What is being asked:
Among the entries below, count the lines that contain the word "past". Write down only the total.

Data:
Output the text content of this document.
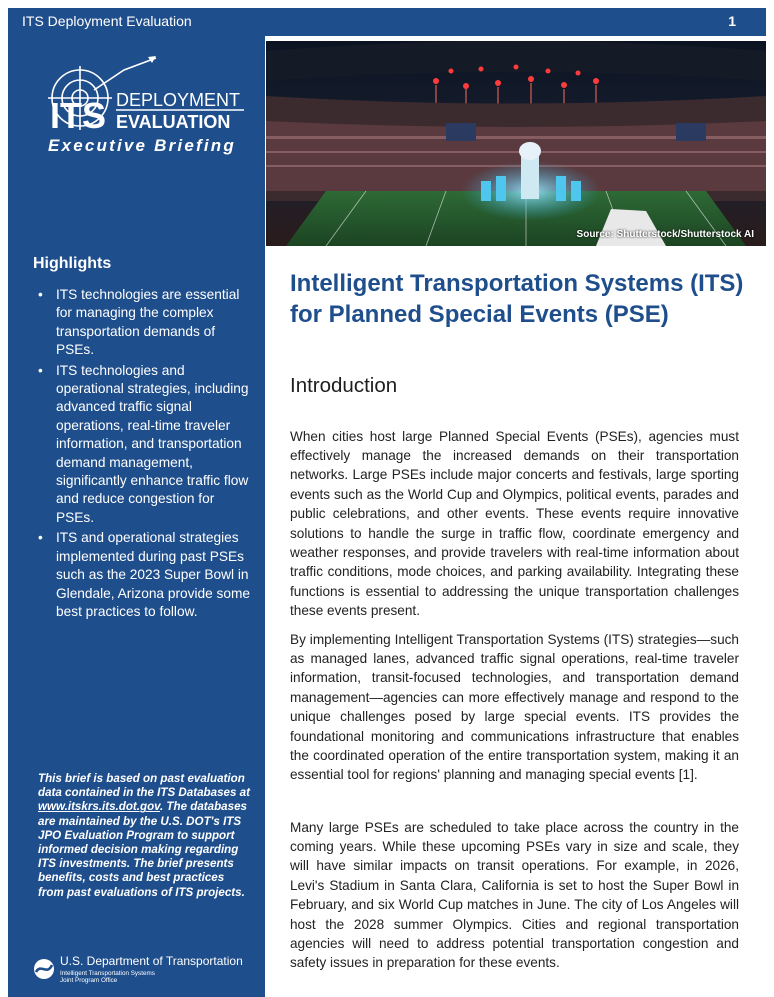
ITS Deployment Evaluation	1
ITS DEPLOYMENT
EVALUATION
Executive Briefing
Highlights
• ITS technologies are essential for managing the complex transportation demands of PSEs.
• ITS technologies and operational strategies, including advanced traffic signal operations, real-time traveler information, and transportation demand management, significantly enhance traffic flow and reduce congestion for PSEs.
• ITS and operational strategies implemented during past PSEs such as the 2023 Super Bowl in Glendale, Arizona provide some best practices to follow.
This brief is based on past evaluation data contained in the ITS Databases at www.itskrs.its.dot.gov. The databases are maintained by the U.S. DOT's ITS JPO Evaluation Program to support informed decision making regarding ITS investments. The brief presents benefits, costs and best practices from past evaluations of ITS projects.
U.S. Department of Transportation
Intelligent Transportation Systems
Joint Program Office
Source: Shutterstock/Shutterstock AI
Intelligent Transportation Systems (ITS) for Planned Special Events (PSE)
Introduction

When cities host large Planned Special Events (PSEs), agencies must effectively manage the increased demands on their transportation networks. Large PSEs include major concerts and festivals, large sporting events such as the World Cup and Olympics, political events, parades and public celebrations, and other events. These events require innovative solutions to handle the surge in traffic flow, coordinate emergency and weather responses, and provide travelers with real-time information about traffic conditions, mode choices, and parking availability. Integrating these functions is essential to addressing the unique transportation challenges these events present.

By implementing Intelligent Transportation Systems (ITS) strategies—such as managed lanes, advanced traffic signal operations, real-time traveler information, transit-focused technologies, and transportation demand management—agencies can more effectively manage and respond to the unique challenges posed by large special events. ITS provides the foundational monitoring and communications infrastructure that enables the coordinated operation of the entire transportation system, making it an essential tool for regions' planning and managing special events [1].

Many large PSEs are scheduled to take place across the country in the coming years. While these upcoming PSEs vary in size and scale, they will have similar impacts on transit operations. For example, in 2026, Levi's Stadium in Santa Clara, California is set to host the Super Bowl in February, and six World Cup matches in June. The city of Los Angeles will host the 2028 summer Olympics. Cities and regional transportation agencies will need to address potential transportation congestion and safety issues in preparation for these events.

Written solution:
2